### INPUT MATERIAL:
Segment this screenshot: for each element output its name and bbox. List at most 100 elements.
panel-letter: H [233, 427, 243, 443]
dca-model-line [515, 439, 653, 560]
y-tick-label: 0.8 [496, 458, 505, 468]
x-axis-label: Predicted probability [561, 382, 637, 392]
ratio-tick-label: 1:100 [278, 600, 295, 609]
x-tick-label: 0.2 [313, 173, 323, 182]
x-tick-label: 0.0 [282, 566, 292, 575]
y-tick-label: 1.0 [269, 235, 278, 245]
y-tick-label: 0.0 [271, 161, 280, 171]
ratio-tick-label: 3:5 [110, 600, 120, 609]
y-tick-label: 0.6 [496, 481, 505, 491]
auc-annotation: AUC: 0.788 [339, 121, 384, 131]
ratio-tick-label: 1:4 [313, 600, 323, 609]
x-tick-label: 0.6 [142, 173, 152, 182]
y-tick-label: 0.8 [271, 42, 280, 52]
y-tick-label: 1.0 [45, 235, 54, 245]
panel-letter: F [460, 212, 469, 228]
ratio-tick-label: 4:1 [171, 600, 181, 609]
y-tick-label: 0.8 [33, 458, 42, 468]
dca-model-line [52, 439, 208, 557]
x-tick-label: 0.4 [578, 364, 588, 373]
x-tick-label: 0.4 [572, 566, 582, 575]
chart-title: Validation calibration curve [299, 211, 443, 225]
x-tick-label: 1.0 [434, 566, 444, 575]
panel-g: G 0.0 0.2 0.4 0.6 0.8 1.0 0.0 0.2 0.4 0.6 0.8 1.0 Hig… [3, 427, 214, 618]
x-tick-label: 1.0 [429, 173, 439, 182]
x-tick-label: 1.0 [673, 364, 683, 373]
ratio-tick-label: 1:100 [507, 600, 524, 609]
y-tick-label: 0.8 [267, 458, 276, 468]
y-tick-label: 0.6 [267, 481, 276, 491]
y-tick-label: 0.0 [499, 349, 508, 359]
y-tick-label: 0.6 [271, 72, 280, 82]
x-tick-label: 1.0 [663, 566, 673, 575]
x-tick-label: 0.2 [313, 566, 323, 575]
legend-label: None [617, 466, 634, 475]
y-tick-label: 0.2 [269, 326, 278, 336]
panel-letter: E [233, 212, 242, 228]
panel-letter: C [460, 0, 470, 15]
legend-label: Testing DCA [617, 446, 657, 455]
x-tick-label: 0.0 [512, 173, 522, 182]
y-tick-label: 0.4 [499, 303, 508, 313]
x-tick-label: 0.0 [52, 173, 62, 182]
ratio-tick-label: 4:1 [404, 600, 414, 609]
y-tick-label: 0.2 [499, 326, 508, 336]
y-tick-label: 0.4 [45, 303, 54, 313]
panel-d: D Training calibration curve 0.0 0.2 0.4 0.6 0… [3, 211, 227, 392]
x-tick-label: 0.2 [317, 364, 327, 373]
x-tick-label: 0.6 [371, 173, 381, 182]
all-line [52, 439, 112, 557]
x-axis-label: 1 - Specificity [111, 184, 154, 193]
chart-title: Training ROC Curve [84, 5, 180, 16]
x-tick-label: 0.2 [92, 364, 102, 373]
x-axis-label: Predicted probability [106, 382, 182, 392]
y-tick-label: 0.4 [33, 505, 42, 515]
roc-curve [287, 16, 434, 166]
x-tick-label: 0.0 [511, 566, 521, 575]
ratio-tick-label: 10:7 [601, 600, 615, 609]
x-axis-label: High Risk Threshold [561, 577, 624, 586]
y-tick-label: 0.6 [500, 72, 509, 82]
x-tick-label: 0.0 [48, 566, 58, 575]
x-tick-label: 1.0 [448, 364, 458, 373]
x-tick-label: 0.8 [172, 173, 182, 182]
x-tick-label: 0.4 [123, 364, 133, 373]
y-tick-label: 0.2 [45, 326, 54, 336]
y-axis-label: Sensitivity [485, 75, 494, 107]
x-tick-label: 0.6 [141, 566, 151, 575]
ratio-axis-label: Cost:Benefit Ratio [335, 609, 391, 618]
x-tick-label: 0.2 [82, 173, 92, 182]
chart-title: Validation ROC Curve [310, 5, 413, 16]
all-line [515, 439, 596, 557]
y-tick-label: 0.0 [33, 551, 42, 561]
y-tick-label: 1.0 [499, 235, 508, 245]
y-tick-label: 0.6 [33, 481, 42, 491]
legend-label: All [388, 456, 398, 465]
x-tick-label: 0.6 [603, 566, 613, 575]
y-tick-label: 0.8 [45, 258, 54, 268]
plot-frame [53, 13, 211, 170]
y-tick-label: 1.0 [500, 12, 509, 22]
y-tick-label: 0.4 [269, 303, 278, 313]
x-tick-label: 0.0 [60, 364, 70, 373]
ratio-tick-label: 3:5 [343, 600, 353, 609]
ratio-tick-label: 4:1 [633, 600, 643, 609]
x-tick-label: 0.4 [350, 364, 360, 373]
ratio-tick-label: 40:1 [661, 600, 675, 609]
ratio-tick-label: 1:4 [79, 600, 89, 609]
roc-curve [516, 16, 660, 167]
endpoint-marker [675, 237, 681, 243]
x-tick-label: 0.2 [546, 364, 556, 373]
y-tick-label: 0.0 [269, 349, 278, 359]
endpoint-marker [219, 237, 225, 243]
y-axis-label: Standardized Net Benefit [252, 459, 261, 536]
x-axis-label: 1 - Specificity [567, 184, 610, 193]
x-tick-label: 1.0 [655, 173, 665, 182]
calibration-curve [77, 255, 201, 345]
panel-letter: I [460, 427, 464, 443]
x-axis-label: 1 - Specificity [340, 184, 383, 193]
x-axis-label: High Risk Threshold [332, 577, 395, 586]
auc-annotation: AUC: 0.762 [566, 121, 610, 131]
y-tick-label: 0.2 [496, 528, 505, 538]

### WHAT TO DO:
Copy out each of the rows above with every character unchanged.

### IN RESPONSE:
Segment this screenshot: for each element output its name and bbox. List at most 100 elements.
panel-letter: H [233, 427, 243, 443]
dca-model-line [515, 439, 653, 560]
y-tick-label: 0.8 [496, 458, 505, 468]
x-axis-label: Predicted probability [561, 382, 637, 392]
ratio-tick-label: 1:100 [278, 600, 295, 609]
x-tick-label: 0.2 [313, 173, 323, 182]
x-tick-label: 0.0 [282, 566, 292, 575]
y-tick-label: 1.0 [269, 235, 278, 245]
y-tick-label: 0.0 [271, 161, 280, 171]
ratio-tick-label: 3:5 [110, 600, 120, 609]
y-tick-label: 0.6 [496, 481, 505, 491]
auc-annotation: AUC: 0.788 [339, 121, 384, 131]
ratio-tick-label: 1:4 [313, 600, 323, 609]
x-tick-label: 0.6 [142, 173, 152, 182]
y-tick-label: 0.8 [271, 42, 280, 52]
y-tick-label: 1.0 [45, 235, 54, 245]
panel-letter: F [460, 212, 469, 228]
ratio-tick-label: 4:1 [171, 600, 181, 609]
y-tick-label: 0.8 [33, 458, 42, 468]
dca-model-line [52, 439, 208, 557]
x-tick-label: 0.4 [578, 364, 588, 373]
x-tick-label: 0.4 [572, 566, 582, 575]
chart-title: Validation calibration curve [299, 211, 443, 225]
x-tick-label: 1.0 [434, 566, 444, 575]
panel-g: G 0.0 0.2 0.4 0.6 0.8 1.0 0.0 0.2 0.4 0.6 0.8 1.0 Hig… [3, 427, 214, 618]
x-tick-label: 1.0 [429, 173, 439, 182]
x-tick-label: 1.0 [673, 364, 683, 373]
ratio-tick-label: 1:100 [507, 600, 524, 609]
y-tick-label: 0.8 [267, 458, 276, 468]
y-tick-label: 0.6 [267, 481, 276, 491]
y-tick-label: 0.0 [499, 349, 508, 359]
y-tick-label: 0.6 [271, 72, 280, 82]
x-tick-label: 1.0 [663, 566, 673, 575]
x-tick-label: 0.2 [313, 566, 323, 575]
legend-label: None [617, 466, 634, 475]
y-tick-label: 0.2 [269, 326, 278, 336]
panel-letter: E [233, 212, 242, 228]
panel-letter: C [460, 0, 470, 15]
legend-label: Testing DCA [617, 446, 657, 455]
x-tick-label: 0.0 [512, 173, 522, 182]
y-tick-label: 0.4 [499, 303, 508, 313]
x-tick-label: 0.0 [52, 173, 62, 182]
ratio-tick-label: 4:1 [404, 600, 414, 609]
y-tick-label: 0.2 [499, 326, 508, 336]
y-tick-label: 0.4 [45, 303, 54, 313]
panel-d: D Training calibration curve 0.0 0.2 0.4 0.6 0… [3, 211, 227, 392]
x-tick-label: 0.2 [317, 364, 327, 373]
x-tick-label: 0.6 [371, 173, 381, 182]
all-line [52, 439, 112, 557]
x-axis-label: 1 - Specificity [111, 184, 154, 193]
chart-title: Training ROC Curve [84, 5, 180, 16]
x-tick-label: 0.2 [92, 364, 102, 373]
x-axis-label: Predicted probability [106, 382, 182, 392]
y-tick-label: 0.4 [33, 505, 42, 515]
roc-curve [287, 16, 434, 166]
x-tick-label: 0.0 [511, 566, 521, 575]
ratio-tick-label: 10:7 [601, 600, 615, 609]
x-axis-label: High Risk Threshold [561, 577, 624, 586]
y-tick-label: 0.6 [500, 72, 509, 82]
x-tick-label: 0.0 [48, 566, 58, 575]
x-tick-label: 1.0 [448, 364, 458, 373]
x-tick-label: 0.8 [172, 173, 182, 182]
x-tick-label: 0.4 [123, 364, 133, 373]
y-tick-label: 0.2 [45, 326, 54, 336]
y-axis-label: Sensitivity [485, 75, 494, 107]
x-tick-label: 0.6 [141, 566, 151, 575]
ratio-axis-label: Cost:Benefit Ratio [335, 609, 391, 618]
x-tick-label: 0.2 [82, 173, 92, 182]
chart-title: Validation ROC Curve [310, 5, 413, 16]
all-line [515, 439, 596, 557]
y-tick-label: 0.0 [33, 551, 42, 561]
y-tick-label: 1.0 [499, 235, 508, 245]
y-tick-label: 0.6 [33, 481, 42, 491]
legend-label: All [388, 456, 398, 465]
x-tick-label: 0.6 [603, 566, 613, 575]
y-tick-label: 0.8 [45, 258, 54, 268]
plot-frame [53, 13, 211, 170]
y-tick-label: 1.0 [500, 12, 509, 22]
y-tick-label: 0.4 [269, 303, 278, 313]
x-tick-label: 0.0 [60, 364, 70, 373]
ratio-tick-label: 3:5 [343, 600, 353, 609]
ratio-tick-label: 4:1 [633, 600, 643, 609]
x-tick-label: 0.4 [350, 364, 360, 373]
ratio-tick-label: 40:1 [661, 600, 675, 609]
ratio-tick-label: 1:4 [79, 600, 89, 609]
roc-curve [516, 16, 660, 167]
endpoint-marker [675, 237, 681, 243]
x-tick-label: 0.2 [546, 364, 556, 373]
y-tick-label: 0.0 [269, 349, 278, 359]
endpoint-marker [219, 237, 225, 243]
y-axis-label: Standardized Net Benefit [252, 459, 261, 536]
x-axis-label: 1 - Specificity [567, 184, 610, 193]
x-tick-label: 1.0 [655, 173, 665, 182]
calibration-curve [77, 255, 201, 345]
panel-letter: I [460, 427, 464, 443]
x-axis-label: 1 - Specificity [340, 184, 383, 193]
x-axis-label: High Risk Threshold [332, 577, 395, 586]
auc-annotation: AUC: 0.762 [566, 121, 610, 131]
y-tick-label: 0.2 [496, 528, 505, 538]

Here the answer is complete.